# Prompt:
In the copy, include every entry exactly but none of the pictures.

Data entries:

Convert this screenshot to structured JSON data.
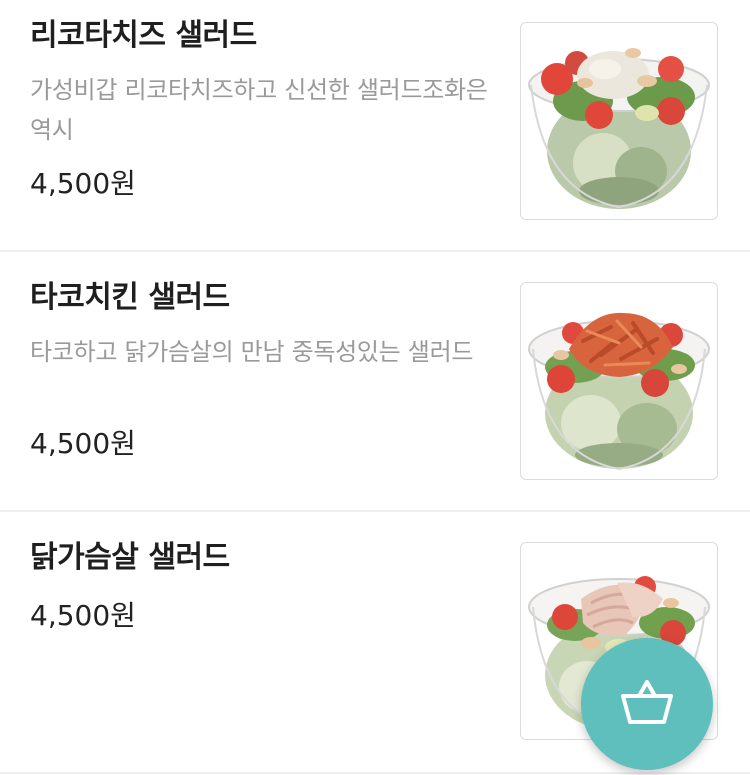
{
  "menu": {
    "items": [
      {
        "name": "리코타치즈 샐러드",
        "description": "가성비갑 리코타치즈하고 신선한 샐러드조화은 역시",
        "price": "4,500원",
        "image": "ricotta-salad-image"
      },
      {
        "name": "타코치킨 샐러드",
        "description": "타코하고 닭가슴살의 만남 중독성있는 샐러드",
        "price": "4,500원",
        "image": "taco-chicken-salad-image"
      },
      {
        "name": "닭가슴살 샐러드",
        "price": "4,500원",
        "image": "chicken-breast-salad-image"
      }
    ]
  },
  "cart_button": {
    "icon": "basket-icon",
    "color": "#5ebfbd"
  }
}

# Answer:
Convert this screenshot to structured JSON data.
{
  "menu": {
    "items": [
      {
        "name": "리코타치즈 샐러드",
        "description": "가성비갑 리코타치즈하고 신선한 샐러드조화은 역시",
        "price": "4,500원",
        "image": "ricotta-salad-image"
      },
      {
        "name": "타코치킨 샐러드",
        "description": "타코하고 닭가슴살의 만남 중독성있는 샐러드",
        "price": "4,500원",
        "image": "taco-chicken-salad-image"
      },
      {
        "name": "닭가슴살 샐러드",
        "price": "4,500원",
        "image": "chicken-breast-salad-image"
      }
    ]
  },
  "cart_button": {
    "icon": "basket-icon",
    "color": "#5ebfbd"
  }
}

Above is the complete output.